━━━ RECORDED DATA
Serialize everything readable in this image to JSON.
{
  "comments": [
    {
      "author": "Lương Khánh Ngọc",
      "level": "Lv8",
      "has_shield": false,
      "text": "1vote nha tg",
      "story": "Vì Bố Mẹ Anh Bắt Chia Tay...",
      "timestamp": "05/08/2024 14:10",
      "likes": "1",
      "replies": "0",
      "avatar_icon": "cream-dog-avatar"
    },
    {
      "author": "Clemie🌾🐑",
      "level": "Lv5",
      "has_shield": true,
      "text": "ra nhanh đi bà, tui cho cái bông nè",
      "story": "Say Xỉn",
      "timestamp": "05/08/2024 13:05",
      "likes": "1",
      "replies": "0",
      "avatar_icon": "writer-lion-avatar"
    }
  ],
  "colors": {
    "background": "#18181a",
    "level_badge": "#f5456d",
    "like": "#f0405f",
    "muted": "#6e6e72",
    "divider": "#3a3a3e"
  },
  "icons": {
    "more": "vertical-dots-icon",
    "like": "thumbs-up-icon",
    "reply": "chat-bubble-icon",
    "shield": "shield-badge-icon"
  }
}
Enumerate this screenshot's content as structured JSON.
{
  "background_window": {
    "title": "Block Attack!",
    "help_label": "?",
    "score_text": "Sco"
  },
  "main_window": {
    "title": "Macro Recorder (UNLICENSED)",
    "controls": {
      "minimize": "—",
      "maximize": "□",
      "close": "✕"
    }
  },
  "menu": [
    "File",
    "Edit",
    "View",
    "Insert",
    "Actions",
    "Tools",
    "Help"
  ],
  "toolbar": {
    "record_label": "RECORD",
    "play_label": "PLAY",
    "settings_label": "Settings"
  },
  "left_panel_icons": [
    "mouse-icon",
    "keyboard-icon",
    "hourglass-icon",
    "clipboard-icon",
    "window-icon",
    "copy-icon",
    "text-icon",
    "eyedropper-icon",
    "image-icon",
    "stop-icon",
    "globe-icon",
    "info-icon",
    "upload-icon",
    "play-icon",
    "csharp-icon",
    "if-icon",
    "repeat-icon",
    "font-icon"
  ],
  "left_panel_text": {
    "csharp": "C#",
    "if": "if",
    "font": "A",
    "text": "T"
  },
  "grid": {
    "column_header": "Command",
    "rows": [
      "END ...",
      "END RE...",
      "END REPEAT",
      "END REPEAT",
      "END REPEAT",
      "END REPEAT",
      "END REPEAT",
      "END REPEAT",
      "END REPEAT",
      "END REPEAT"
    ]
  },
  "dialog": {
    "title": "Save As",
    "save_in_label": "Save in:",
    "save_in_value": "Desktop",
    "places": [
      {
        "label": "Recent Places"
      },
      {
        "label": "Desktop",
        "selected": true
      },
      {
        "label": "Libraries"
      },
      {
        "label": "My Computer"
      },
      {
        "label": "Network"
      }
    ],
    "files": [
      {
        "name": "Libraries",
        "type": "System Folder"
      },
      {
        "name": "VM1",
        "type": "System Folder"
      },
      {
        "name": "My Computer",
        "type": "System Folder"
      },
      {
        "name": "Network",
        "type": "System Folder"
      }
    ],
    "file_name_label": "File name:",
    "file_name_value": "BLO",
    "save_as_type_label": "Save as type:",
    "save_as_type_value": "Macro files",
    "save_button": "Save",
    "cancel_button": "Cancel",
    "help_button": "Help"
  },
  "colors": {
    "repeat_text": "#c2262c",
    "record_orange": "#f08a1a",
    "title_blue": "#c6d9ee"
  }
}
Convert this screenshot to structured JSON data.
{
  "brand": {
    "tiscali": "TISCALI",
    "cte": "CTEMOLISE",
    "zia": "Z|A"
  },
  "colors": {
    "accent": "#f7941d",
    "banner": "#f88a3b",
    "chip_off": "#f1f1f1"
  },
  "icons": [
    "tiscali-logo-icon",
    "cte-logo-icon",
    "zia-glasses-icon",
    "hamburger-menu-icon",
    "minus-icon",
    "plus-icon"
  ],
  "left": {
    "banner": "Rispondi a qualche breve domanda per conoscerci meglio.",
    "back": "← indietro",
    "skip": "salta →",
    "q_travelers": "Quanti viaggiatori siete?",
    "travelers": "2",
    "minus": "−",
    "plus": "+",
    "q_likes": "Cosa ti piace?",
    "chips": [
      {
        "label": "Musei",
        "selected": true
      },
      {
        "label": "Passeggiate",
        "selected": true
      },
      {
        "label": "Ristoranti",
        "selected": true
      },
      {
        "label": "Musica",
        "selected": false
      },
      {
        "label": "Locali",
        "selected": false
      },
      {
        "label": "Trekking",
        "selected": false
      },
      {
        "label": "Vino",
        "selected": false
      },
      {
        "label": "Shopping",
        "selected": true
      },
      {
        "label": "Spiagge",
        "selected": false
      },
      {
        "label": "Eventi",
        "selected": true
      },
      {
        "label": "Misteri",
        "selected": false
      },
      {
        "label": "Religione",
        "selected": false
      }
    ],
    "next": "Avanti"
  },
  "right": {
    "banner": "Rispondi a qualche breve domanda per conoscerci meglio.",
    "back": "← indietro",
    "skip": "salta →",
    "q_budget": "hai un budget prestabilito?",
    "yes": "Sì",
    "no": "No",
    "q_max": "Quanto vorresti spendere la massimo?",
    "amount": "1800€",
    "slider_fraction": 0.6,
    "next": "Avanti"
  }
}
━━━━━━
Reproduce each entry from the records above, character for character.

Serialize everything readable in this image to JSON.
{
  "comments": [
    {
      "author": "Lương Khánh Ngọc",
      "level": "Lv8",
      "has_shield": false,
      "text": "1vote nha tg",
      "story": "Vì Bố Mẹ Anh Bắt Chia Tay...",
      "timestamp": "05/08/2024 14:10",
      "likes": "1",
      "replies": "0",
      "avatar_icon": "cream-dog-avatar"
    },
    {
      "author": "Clemie🌾🐑",
      "level": "Lv5",
      "has_shield": true,
      "text": "ra nhanh đi bà, tui cho cái bông nè",
      "story": "Say Xỉn",
      "timestamp": "05/08/2024 13:05",
      "likes": "1",
      "replies": "0",
      "avatar_icon": "writer-lion-avatar"
    }
  ],
  "colors": {
    "background": "#18181a",
    "level_badge": "#f5456d",
    "like": "#f0405f",
    "muted": "#6e6e72",
    "divider": "#3a3a3e"
  },
  "icons": {
    "more": "vertical-dots-icon",
    "like": "thumbs-up-icon",
    "reply": "chat-bubble-icon",
    "shield": "shield-badge-icon"
  }
}
Enumerate this screenshot's content as structured JSON.
{
  "background_window": {
    "title": "Block Attack!",
    "help_label": "?",
    "score_text": "Sco"
  },
  "main_window": {
    "title": "Macro Recorder (UNLICENSED)",
    "controls": {
      "minimize": "—",
      "maximize": "□",
      "close": "✕"
    }
  },
  "menu": [
    "File",
    "Edit",
    "View",
    "Insert",
    "Actions",
    "Tools",
    "Help"
  ],
  "toolbar": {
    "record_label": "RECORD",
    "play_label": "PLAY",
    "settings_label": "Settings"
  },
  "left_panel_icons": [
    "mouse-icon",
    "keyboard-icon",
    "hourglass-icon",
    "clipboard-icon",
    "window-icon",
    "copy-icon",
    "text-icon",
    "eyedropper-icon",
    "image-icon",
    "stop-icon",
    "globe-icon",
    "info-icon",
    "upload-icon",
    "play-icon",
    "csharp-icon",
    "if-icon",
    "repeat-icon",
    "font-icon"
  ],
  "left_panel_text": {
    "csharp": "C#",
    "if": "if",
    "font": "A",
    "text": "T"
  },
  "grid": {
    "column_header": "Command",
    "rows": [
      "END ...",
      "END RE...",
      "END REPEAT",
      "END REPEAT",
      "END REPEAT",
      "END REPEAT",
      "END REPEAT",
      "END REPEAT",
      "END REPEAT",
      "END REPEAT"
    ]
  },
  "dialog": {
    "title": "Save As",
    "save_in_label": "Save in:",
    "save_in_value": "Desktop",
    "places": [
      {
        "label": "Recent Places"
      },
      {
        "label": "Desktop",
        "selected": true
      },
      {
        "label": "Libraries"
      },
      {
        "label": "My Computer"
      },
      {
        "label": "Network"
      }
    ],
    "files": [
      {
        "name": "Libraries",
        "type": "System Folder"
      },
      {
        "name": "VM1",
        "type": "System Folder"
      },
      {
        "name": "My Computer",
        "type": "System Folder"
      },
      {
        "name": "Network",
        "type": "System Folder"
      }
    ],
    "file_name_label": "File name:",
    "file_name_value": "BLO",
    "save_as_type_label": "Save as type:",
    "save_as_type_value": "Macro files",
    "save_button": "Save",
    "cancel_button": "Cancel",
    "help_button": "Help"
  },
  "colors": {
    "repeat_text": "#c2262c",
    "record_orange": "#f08a1a",
    "title_blue": "#c6d9ee"
  }
}
Convert this screenshot to structured JSON data.
{
  "brand": {
    "tiscali": "TISCALI",
    "cte": "CTEMOLISE",
    "zia": "Z|A"
  },
  "colors": {
    "accent": "#f7941d",
    "banner": "#f88a3b",
    "chip_off": "#f1f1f1"
  },
  "icons": [
    "tiscali-logo-icon",
    "cte-logo-icon",
    "zia-glasses-icon",
    "hamburger-menu-icon",
    "minus-icon",
    "plus-icon"
  ],
  "left": {
    "banner": "Rispondi a qualche breve domanda per conoscerci meglio.",
    "back": "← indietro",
    "skip": "salta →",
    "q_travelers": "Quanti viaggiatori siete?",
    "travelers": "2",
    "minus": "−",
    "plus": "+",
    "q_likes": "Cosa ti piace?",
    "chips": [
      {
        "label": "Musei",
        "selected": true
      },
      {
        "label": "Passeggiate",
        "selected": true
      },
      {
        "label": "Ristoranti",
        "selected": true
      },
      {
        "label": "Musica",
        "selected": false
      },
      {
        "label": "Locali",
        "selected": false
      },
      {
        "label": "Trekking",
        "selected": false
      },
      {
        "label": "Vino",
        "selected": false
      },
      {
        "label": "Shopping",
        "selected": true
      },
      {
        "label": "Spiagge",
        "selected": false
      },
      {
        "label": "Eventi",
        "selected": true
      },
      {
        "label": "Misteri",
        "selected": false
      },
      {
        "label": "Religione",
        "selected": false
      }
    ],
    "next": "Avanti"
  },
  "right": {
    "banner": "Rispondi a qualche breve domanda per conoscerci meglio.",
    "back": "← indietro",
    "skip": "salta →",
    "q_budget": "hai un budget prestabilito?",
    "yes": "Sì",
    "no": "No",
    "q_max": "Quanto vorresti spendere la massimo?",
    "amount": "1800€",
    "slider_fraction": 0.6,
    "next": "Avanti"
  }
}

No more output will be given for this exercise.